Set task:
Select each line where the word "June" appears.

>>

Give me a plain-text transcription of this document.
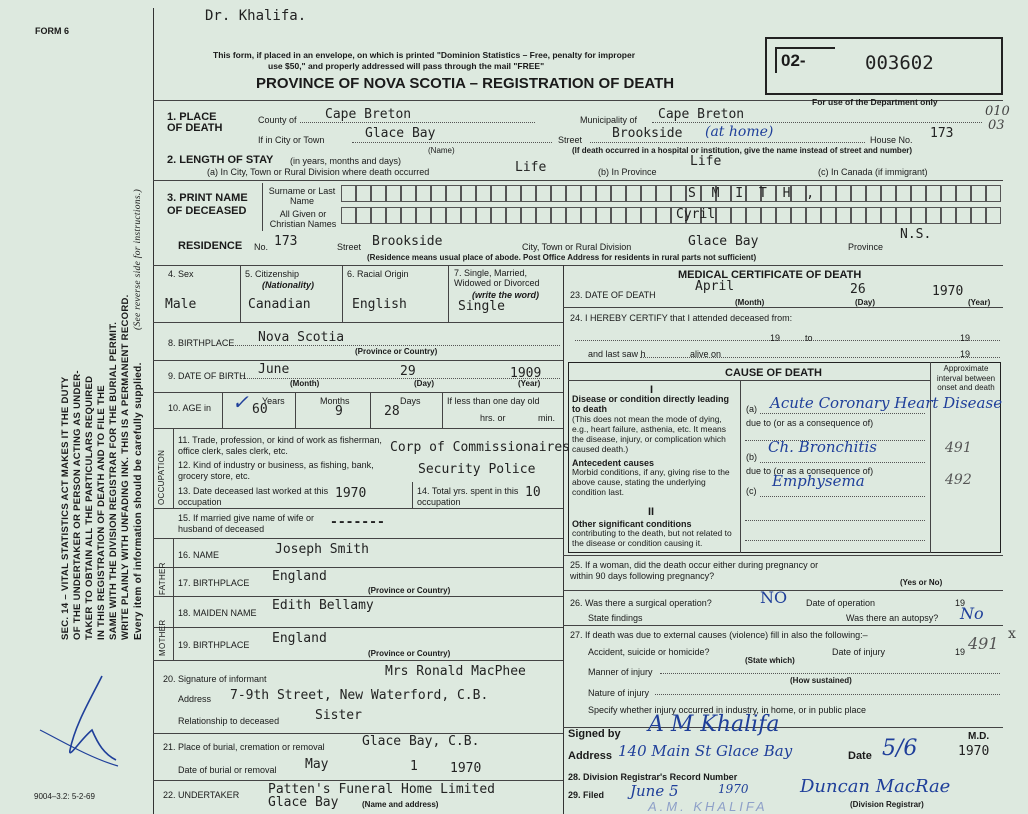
FORM 6
SEC. 14 – VITAL STATISTICS ACT MAKES IT THE DUTY OF THE UNDERTAKER OR PERSON ACTING AS UNDER- TAKER TO OBTAIN ALL THE PARTICULARS REQUIRED IN THIS REGISTRATION OF DEATH AND TO FILE THE SAME WITH THE DIVISION REGISTRAR FOR THE BURIAL PERMIT. WRITE PLAINLY WITH UNFADING INK. THIS IS A PERMANENT RECORD. Every item of information should be carefully supplied.
(See reverse side for instructions.)
9004–3.2: 5-2-69
Dr. Khalifa.
This form, if placed in an envelope, on which is printed "Dominion Statistics – Free, penalty for improper
use $50," and properly addressed will pass through the mail "FREE"
PROVINCE OF NOVA SCOTIA – REGISTRATION OF DEATH
02-	003602
For use of the Department only
010
03
1. PLACE OF DEATH
County of Cape Breton	Municipality of Cape Breton
If in City or Town	Glace Bay	Street Brookside (at home)	House No. 173
(Name)	(If death occurred in a hospital or institution, give the name instead of street and number)
2. LENGTH OF STAY (in years, months and days)
(a) In City, Town or Rural Division where death occurred	Life	(b) In Province
Life
(c) In Canada (if immigrant)
3. PRINT NAME OF DECEASED
Surname or Last Name
All Given or Christian Names
S M I T H ,
Cyril
RESIDENCE No. 173	Street Brookside	City, Town or Rural Division	Glace Bay	Province
N.S.
(Residence means usual place of abode. Post Office Address for residents in rural parts not sufficient)
4. Sex
Male
5. Citizenship
(Nationality)
Canadian
6. Racial Origin
English
7. Single, Married, Widowed or Divorced
(write the word)
Single
8. BIRTHPLACE Nova Scotia
(Province or Country)
9. DATE OF BIRTH June	29	1909
(Month)	(Day)	(Year)
10. AGE in
Years	Months	Days
✓ 60	9	28
If less than one day old
hrs. or	min.
OCCUPATION
11. Trade, profession, or kind of work as fisherman, office clerk, sales clerk, etc.	Corp of Commissionaires
12. Kind of industry or business, as fishing, bank, grocery store, etc.	Security Police
13. Date deceased last worked at this occupation
1970	14. Total yrs. spent in this occupation
10
15. If married give name of wife or husband of deceased	-------
FATHER
16. NAME	Joseph Smith
17. BIRTHPLACE England
(Province or Country)
MOTHER
18. MAIDEN NAME Edith Bellamy
19. BIRTHPLACE England
(Province or Country)
20. Signature of informant	Mrs Ronald MacPhee
Address 7-9th Street, New Waterford, C.B.
Relationship to deceased	Sister
21. Place of burial, cremation or removal	Glace Bay, C.B.
Date of burial or removal May	1 1970
22. UNDERTAKER Patten's Funeral Home Limited
Glace Bay	(Name and address)
MEDICAL CERTIFICATE OF DEATH
23. DATE OF DEATH
April	26	1970
(Month)	(Day)	(Year)
24. I HEREBY CERTIFY that I attended deceased from:
19	to	19
and last saw h	alive on	19
CAUSE OF DEATH	Approximate interval between onset and death
I
Disease or condition directly leading to death
(This does not mean the mode of dying, e.g., heart failure, asthenia, etc. It means the disease, injury, or complication which caused death.)
Antecedent causes
Morbid conditions, if any, giving rise to the above cause, stating the underlying condition last.
II
Other significant conditions
contributing to the death, but not related to the disease or condition causing it.
(a) Acute Coronary Heart Disease
due to (or as a consequence of)
(b)
Ch. Bronchitis	491
due to (or as a consequence of)
(c)
Emphysema	492
25. If a woman, did the death occur either during pregnancy or within 90 days following pregnancy?
(Yes or No)
26. Was there a surgical operation?	NO Date of operation	19
State findings	Was there an autopsy? No
27. If death was due to external causes (violence) fill in also the following:–
Accident, suicide or homicide?	Date of injury	19 491 x
(State which)
Manner of injury
(How sustained)
Nature of injury
Specify whether injury occurred in industry, in home, or in public place
Signed by A M Khalifa	M.D.
Address 140 Main St Glace Bay	Date 5/6	1970
28. Division Registrar's Record Number
29. Filed June 5	1970	Duncan MacRae
(Division Registrar)
A.M. KHALIFA
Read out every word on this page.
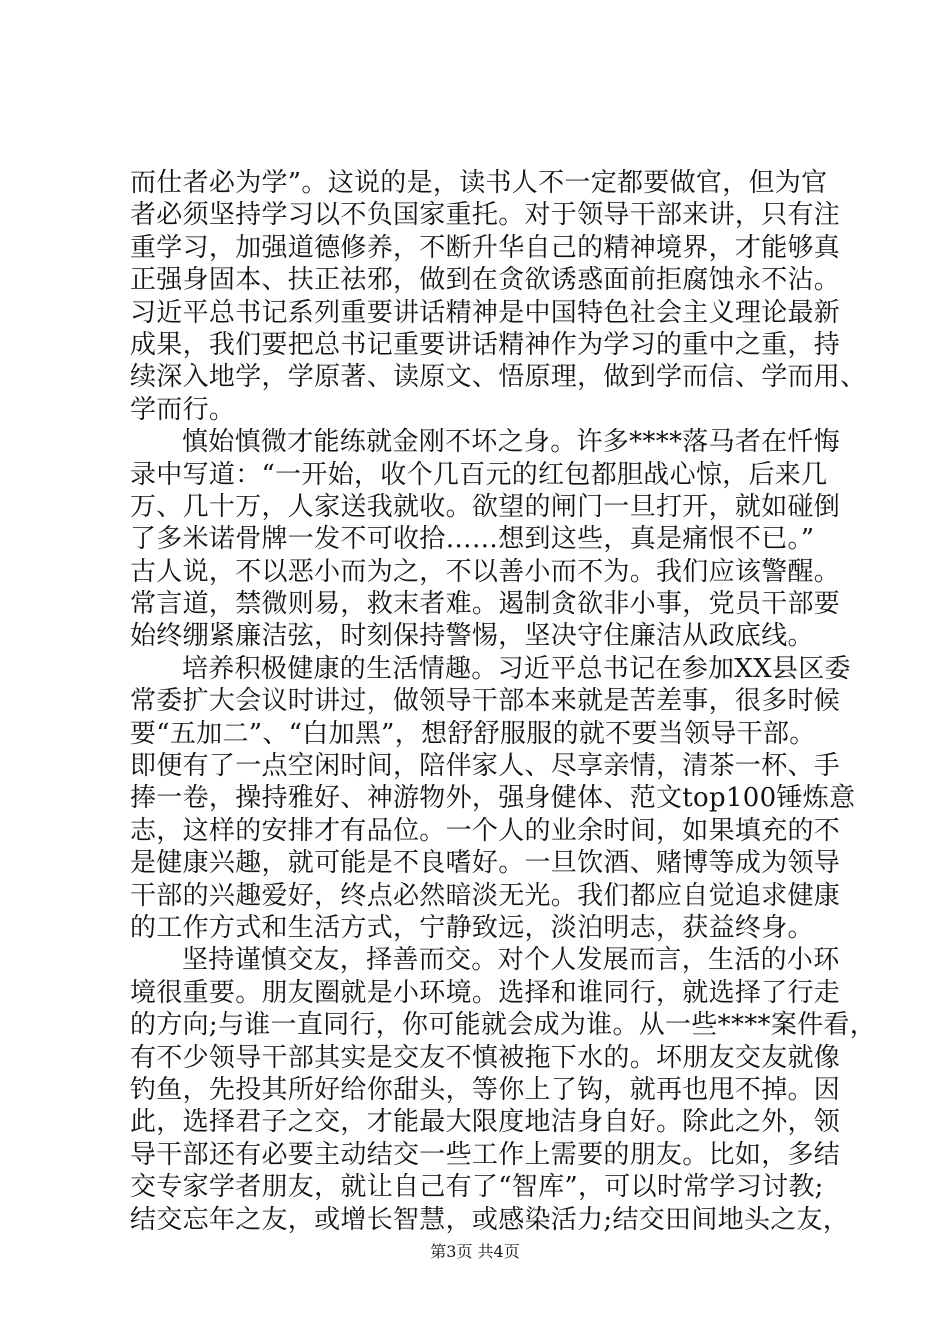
而仕者必为学”。这说的是，读书人不一定都要做官，但为官
者必须坚持学习以不负国家重托。对于领导干部来讲，只有注
重学习，加强道德修养，不断升华自己的精神境界，才能够真
正强身固本、扶正祛邪，做到在贪欲诱惑面前拒腐蚀永不沾。
习近平总书记系列重要讲话精神是中国特色社会主义理论最新
成果，我们要把总书记重要讲话精神作为学习的重中之重，持
续深入地学，学原著、读原文、悟原理，做到学而信、学而用、
学而行。
慎始慎微才能练就金刚不坏之身。许多****落马者在忏悔
录中写道：“一开始，收个几百元的红包都胆战心惊，后来几
万、几十万，人家送我就收。欲望的闸门一旦打开，就如碰倒
了多米诺骨牌一发不可收拾……想到这些，真是痛恨不已。”
古人说，不以恶小而为之，不以善小而不为。我们应该警醒。
常言道，禁微则易，救末者难。遏制贪欲非小事，党员干部要
始终绷紧廉洁弦，时刻保持警惕，坚决守住廉洁从政底线。
培养积极健康的生活情趣。习近平总书记在参加XX县区委
常委扩大会议时讲过，做领导干部本来就是苦差事，很多时候
要“五加二”、“白加黑”，想舒舒服服的就不要当领导干部。
即便有了一点空闲时间，陪伴家人、尽享亲情，清茶一杯、手
捧一卷，操持雅好、神游物外，强身健体、范文top100锤炼意
志，这样的安排才有品位。一个人的业余时间，如果填充的不
是健康兴趣，就可能是不良嗜好。一旦饮酒、赌博等成为领导
干部的兴趣爱好，终点必然暗淡无光。我们都应自觉追求健康
的工作方式和生活方式，宁静致远，淡泊明志，获益终身。
坚持谨慎交友，择善而交。对个人发展而言，生活的小环
境很重要。朋友圈就是小环境。选择和谁同行，就选择了行走
的方向;与谁一直同行，你可能就会成为谁。从一些****案件看，
有不少领导干部其实是交友不慎被拖下水的。坏朋友交友就像
钓鱼，先投其所好给你甜头，等你上了钩，就再也甩不掉。因
此，选择君子之交，才能最大限度地洁身自好。除此之外，领
导干部还有必要主动结交一些工作上需要的朋友。比如，多结
交专家学者朋友，就让自己有了“智库”，可以时常学习讨教;
结交忘年之友，或增长智慧，或感染活力;结交田间地头之友，
第3页 共4页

<<

Complete output:
9. DATE OF BIRTH June	29	1909
29. Filed June 5	1970	Duncan MacRae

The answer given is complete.